Exercises
1/ Summarize the passage on dissolving a partnership in two sentences.
2/ Render this sentence from the passage on dissolving a partnership into Spanish: "If the partnership has been established for a fixed term then the dissolution agreement can also dissolve the partnership before the end of the term."
3/ Carry the passage on dissolving a partnership further, starting right after its final sentence.

Source excerpt
--- start ---
There are several ways to dissolve a partnership under the PA 1890. When partners all decide that the partnership should come to an end, irrespective of what is written in their partnership agreement, the PA 1890 states that they can all agree to dissolve the partnership and a dissolution agreement can be put in place.

Usually all of the partners are required to agree unless the partnership agreement states otherwise and allows that a certain majority of partners have the right to dissolve the partnership. It is better for the partners to all agree in writing that the partnership is ending but there has been case law to suggest that in some circumstances conduct (such as arguing between the partners, the final accounts being created or the creation of new partnerships by the partners) may be enough for a court to conclude that a partnership has ended. If the partnership has been established for a fixed term then the dissolution agreement can also dissolve the partnership before the end of the term.

In summary, if the partnership agreement does not specify the details of dissolution of the partnership then a dissolution agreement can be put in place and signed by all (or if allowed, a majority) of the partners. It should state that it has been agreed to terminate the partnership and set out how the division of assets and responsibilities in respect of the business and the ending of the partnership will be allocated between the partners.
--- end ---
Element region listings
--- start ---
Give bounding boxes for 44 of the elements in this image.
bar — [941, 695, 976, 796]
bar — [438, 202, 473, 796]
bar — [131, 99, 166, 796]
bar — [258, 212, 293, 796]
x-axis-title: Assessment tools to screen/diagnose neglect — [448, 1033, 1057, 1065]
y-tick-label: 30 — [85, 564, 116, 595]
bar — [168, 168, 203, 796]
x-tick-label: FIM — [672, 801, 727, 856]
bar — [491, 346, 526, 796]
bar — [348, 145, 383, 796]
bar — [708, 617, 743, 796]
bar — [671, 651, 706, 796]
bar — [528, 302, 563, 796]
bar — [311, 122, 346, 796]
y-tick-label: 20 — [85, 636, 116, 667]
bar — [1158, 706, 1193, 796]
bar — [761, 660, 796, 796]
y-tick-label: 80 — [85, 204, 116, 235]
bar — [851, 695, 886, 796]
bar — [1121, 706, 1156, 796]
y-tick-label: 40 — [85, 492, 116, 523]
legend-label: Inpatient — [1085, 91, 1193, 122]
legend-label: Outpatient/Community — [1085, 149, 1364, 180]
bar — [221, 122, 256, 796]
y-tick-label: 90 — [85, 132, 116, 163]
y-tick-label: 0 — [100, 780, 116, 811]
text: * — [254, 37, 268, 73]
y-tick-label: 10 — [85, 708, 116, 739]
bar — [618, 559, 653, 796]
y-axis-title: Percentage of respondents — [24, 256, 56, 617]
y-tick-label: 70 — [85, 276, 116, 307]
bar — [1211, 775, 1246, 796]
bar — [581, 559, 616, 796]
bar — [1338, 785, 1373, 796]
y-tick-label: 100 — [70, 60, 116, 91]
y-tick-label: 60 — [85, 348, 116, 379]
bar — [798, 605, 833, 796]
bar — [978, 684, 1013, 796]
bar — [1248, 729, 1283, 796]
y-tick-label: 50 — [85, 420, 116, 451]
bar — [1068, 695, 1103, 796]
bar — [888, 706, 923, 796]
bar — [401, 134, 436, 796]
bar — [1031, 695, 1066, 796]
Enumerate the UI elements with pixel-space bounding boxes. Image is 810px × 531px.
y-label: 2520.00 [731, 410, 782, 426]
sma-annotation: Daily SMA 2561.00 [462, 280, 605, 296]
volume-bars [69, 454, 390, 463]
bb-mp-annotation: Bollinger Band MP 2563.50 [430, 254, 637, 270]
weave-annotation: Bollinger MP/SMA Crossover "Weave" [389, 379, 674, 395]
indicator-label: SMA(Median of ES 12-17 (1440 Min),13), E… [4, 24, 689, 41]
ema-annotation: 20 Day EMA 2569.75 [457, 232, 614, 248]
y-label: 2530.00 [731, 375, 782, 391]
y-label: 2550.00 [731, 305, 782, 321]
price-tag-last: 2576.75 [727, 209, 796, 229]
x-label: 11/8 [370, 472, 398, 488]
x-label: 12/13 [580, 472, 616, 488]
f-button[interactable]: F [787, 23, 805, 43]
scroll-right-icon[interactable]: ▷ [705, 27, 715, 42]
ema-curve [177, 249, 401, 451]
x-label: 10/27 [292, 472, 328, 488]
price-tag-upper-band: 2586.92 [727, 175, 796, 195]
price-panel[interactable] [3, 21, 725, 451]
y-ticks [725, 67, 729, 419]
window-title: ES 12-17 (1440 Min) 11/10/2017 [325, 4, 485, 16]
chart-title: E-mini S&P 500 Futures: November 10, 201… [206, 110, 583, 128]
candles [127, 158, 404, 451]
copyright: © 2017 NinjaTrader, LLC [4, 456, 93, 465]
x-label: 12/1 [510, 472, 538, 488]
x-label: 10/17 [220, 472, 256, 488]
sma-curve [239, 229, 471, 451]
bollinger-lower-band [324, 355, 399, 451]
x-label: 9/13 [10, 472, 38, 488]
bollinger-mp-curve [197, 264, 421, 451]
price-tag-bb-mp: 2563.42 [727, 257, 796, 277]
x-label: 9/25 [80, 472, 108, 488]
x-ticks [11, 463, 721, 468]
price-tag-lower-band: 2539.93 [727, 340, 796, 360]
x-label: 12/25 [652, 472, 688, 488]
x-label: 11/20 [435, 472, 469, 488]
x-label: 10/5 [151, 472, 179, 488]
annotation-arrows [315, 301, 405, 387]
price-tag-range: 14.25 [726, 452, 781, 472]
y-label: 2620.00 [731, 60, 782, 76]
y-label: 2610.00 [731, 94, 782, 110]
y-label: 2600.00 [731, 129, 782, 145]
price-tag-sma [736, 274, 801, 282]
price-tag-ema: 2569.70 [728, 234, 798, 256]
--- end ---
Task-by-task results
1/ Under the PA 1890, partners can end their partnership by all agreeing to a dissolution agreement, unless the partnership agreement lets a certain majority do so, and a fixed-term partnership can be dissolved before its term ends. Written agreement is better, though case law suggests conduct may sometimes be enough for a court to find that a partnership has ended, and the dissolution agreement should record the decision to terminate and set out how assets and responsibilities are divided among the partners.

2/ Si la sociedad se ha constituido por un plazo determinado, el acuerdo de disolución también puede disolver la sociedad antes de que finalice dicho plazo.

3/
Key terms can include what happens to liability for any debts of the partnership, what happens to the business name, clients and unfinished projects, how intellectual property, real estate and other assets should be divided, who prepares the final tax payments and accounts, and what happens to any records or documentation of the partnership. The partners may also want to think about how insurance arrangements and compliance with industry bodies or other regulatory authorities are dealt with following dissolution of the partnership.

How to leave a business partnership

If a business partnership is governed by a partnership agreement, the terms of the agreement should govern how and when a partner can leave the partnership. The partners may have agreed to a ‘lock in’ period in which partners may not be allowed to leave the partnership (usually this is while the business is becoming established to ensure continuity and secure a status quo for the business).

Under the PA 1890, unless the partners have agreed otherwise, a partnership established for an undefined term can be dissolved by any partner giving notice to the other partners of their intention to dissolve the partnership. Notice that a partner wants to leave has to be given to all of the partners in the partnership and it is best practice to give such notice in writing. The effect of a partner leaving in this manner (unless the partnership agreement says otherwise) is that the partnership will be dissolved from the date stated in the notice. As stated above, it is usual for a partnership agreement to exclude this right due to the business uncertainty it could cause.

A partnership agreement will usually contain provisions that govern what happens if a partner leaves such as stating whether the exiting partner will have any right to receive any profit or interest created by the assets or the business of the partnership after they have left. This is important, otherwise under the PA 1890, the partner may be entitled to either a court allocated share of the profits made since the dissolution or to annual interest of 5% on the amount of their share of the partnership assets. Leaving accounts will often be drawn up by accountants and the assets valued at market value. The exiting partner will then usually be paid a sum made up of any capital credited to their account, any undrawn profit share, and any other sums such as loans or interest due to them.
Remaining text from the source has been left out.